Written task: What is the number of lines in these entries that include "Allowed"? Write that number and no other text.

Data supplied:
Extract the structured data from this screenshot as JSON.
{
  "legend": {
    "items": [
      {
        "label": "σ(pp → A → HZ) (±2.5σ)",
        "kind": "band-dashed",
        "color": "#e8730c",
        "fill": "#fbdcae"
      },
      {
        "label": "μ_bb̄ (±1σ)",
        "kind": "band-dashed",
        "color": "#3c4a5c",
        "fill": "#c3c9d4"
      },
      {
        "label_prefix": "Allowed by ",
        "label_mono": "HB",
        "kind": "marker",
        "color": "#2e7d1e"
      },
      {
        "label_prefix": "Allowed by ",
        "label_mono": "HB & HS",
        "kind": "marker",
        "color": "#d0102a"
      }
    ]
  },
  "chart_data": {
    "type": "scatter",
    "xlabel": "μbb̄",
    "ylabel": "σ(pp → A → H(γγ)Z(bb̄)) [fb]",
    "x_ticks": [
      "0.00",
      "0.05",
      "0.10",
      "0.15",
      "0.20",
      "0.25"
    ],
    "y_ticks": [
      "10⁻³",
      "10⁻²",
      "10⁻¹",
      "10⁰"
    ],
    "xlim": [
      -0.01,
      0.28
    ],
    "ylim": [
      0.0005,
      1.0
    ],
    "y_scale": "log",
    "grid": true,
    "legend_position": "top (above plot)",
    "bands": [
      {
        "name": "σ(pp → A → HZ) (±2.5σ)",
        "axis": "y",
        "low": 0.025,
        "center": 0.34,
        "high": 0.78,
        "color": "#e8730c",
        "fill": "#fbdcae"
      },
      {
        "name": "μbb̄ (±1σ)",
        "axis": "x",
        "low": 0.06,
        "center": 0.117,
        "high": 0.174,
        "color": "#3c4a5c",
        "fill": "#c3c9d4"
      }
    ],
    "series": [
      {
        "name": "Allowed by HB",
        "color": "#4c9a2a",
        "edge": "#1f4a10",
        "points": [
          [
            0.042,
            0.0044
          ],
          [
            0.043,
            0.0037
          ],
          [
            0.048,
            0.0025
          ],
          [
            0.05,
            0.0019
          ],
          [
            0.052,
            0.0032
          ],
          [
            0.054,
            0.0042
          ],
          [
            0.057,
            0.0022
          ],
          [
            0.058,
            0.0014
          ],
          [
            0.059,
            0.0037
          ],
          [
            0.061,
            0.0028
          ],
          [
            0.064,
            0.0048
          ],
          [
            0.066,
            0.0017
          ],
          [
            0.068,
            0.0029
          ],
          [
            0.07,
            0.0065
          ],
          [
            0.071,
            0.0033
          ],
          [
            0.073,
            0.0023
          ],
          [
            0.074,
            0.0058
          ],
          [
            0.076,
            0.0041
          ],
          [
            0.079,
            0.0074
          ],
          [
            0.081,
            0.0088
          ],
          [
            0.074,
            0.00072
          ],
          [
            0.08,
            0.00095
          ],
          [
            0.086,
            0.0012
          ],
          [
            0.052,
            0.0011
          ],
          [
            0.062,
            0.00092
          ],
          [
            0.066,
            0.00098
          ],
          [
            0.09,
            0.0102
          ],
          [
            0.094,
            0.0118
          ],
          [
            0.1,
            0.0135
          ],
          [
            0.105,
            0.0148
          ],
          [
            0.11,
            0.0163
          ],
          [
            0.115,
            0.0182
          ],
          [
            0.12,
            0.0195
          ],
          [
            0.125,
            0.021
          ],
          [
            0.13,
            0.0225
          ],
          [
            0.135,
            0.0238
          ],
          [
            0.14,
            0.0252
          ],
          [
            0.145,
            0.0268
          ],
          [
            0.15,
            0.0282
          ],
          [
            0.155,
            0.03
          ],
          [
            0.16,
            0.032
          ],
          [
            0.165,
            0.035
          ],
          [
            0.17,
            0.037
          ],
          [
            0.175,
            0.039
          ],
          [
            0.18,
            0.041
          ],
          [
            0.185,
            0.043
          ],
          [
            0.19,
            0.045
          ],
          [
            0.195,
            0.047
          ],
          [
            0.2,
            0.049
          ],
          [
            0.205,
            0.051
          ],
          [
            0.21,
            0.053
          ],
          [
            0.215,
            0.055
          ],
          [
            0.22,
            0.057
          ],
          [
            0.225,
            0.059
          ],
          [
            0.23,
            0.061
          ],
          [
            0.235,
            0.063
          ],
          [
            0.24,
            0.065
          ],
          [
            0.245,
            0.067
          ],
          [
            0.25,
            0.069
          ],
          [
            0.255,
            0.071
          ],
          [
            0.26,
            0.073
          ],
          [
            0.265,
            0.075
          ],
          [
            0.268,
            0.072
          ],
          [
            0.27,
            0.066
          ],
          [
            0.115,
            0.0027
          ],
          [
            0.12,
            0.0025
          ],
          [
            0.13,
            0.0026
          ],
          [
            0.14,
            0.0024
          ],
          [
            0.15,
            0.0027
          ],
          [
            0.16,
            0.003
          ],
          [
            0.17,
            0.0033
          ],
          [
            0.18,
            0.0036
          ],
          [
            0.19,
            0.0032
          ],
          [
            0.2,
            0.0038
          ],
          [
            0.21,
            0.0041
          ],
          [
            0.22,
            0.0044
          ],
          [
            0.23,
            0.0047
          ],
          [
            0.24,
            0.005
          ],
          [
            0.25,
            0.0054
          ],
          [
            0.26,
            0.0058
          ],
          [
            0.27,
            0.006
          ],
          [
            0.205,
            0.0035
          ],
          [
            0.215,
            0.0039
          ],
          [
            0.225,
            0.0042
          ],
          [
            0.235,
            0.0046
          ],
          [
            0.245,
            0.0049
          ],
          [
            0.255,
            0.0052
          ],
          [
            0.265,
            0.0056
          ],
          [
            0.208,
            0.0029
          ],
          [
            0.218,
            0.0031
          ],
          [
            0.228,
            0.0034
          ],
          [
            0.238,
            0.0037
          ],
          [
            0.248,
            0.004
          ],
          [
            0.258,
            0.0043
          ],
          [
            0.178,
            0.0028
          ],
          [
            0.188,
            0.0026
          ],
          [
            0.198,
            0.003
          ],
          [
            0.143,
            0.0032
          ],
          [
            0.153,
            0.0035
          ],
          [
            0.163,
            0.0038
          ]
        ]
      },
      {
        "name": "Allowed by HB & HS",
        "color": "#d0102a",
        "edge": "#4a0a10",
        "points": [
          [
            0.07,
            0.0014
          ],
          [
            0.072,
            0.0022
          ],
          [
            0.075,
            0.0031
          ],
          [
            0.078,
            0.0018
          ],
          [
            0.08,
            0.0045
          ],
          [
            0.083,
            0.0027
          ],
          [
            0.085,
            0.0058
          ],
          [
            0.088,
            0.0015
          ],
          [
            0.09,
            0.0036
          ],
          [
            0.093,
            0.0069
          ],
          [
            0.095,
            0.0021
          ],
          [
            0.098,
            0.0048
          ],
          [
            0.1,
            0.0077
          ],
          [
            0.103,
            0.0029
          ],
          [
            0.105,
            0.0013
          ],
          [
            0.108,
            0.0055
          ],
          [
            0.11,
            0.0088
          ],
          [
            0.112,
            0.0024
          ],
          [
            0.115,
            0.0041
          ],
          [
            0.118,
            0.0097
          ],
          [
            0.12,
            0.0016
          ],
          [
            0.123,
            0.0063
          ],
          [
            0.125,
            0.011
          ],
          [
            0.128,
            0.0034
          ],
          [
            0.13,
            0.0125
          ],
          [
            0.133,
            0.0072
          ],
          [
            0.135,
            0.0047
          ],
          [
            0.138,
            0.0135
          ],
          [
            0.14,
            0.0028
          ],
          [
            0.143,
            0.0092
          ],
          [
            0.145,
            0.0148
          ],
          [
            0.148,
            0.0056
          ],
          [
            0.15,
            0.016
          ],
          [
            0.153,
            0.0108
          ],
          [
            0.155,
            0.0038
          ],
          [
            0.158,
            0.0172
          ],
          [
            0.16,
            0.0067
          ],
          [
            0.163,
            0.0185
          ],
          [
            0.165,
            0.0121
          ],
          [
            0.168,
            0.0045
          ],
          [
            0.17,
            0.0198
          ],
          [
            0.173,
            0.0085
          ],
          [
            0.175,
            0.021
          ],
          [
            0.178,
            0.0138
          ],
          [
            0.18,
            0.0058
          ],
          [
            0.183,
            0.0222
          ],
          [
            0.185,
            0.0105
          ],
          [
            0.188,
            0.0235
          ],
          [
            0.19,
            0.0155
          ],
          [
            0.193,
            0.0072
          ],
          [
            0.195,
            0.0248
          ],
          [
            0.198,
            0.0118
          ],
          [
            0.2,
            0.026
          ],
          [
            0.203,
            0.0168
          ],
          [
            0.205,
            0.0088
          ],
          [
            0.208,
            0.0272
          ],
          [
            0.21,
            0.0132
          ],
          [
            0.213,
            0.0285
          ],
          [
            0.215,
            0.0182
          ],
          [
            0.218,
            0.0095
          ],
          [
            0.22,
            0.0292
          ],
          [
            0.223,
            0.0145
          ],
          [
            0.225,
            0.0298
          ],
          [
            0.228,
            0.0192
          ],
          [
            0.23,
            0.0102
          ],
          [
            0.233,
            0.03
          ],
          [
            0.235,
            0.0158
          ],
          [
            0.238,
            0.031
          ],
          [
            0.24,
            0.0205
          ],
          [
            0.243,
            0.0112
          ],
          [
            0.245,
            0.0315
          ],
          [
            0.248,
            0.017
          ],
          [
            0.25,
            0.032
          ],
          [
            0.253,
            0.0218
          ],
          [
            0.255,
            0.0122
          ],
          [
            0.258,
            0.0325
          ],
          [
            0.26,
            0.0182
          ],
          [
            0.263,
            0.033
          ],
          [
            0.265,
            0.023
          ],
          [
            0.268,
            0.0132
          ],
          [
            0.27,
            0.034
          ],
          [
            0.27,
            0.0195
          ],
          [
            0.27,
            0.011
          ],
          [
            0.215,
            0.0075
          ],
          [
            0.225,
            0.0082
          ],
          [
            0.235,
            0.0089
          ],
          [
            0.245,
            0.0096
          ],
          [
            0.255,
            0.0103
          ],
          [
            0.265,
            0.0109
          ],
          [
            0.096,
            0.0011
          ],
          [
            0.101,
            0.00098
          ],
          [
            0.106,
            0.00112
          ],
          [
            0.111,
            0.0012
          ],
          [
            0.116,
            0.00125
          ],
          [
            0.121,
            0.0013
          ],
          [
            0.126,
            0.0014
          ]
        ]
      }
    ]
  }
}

Worked answer: 4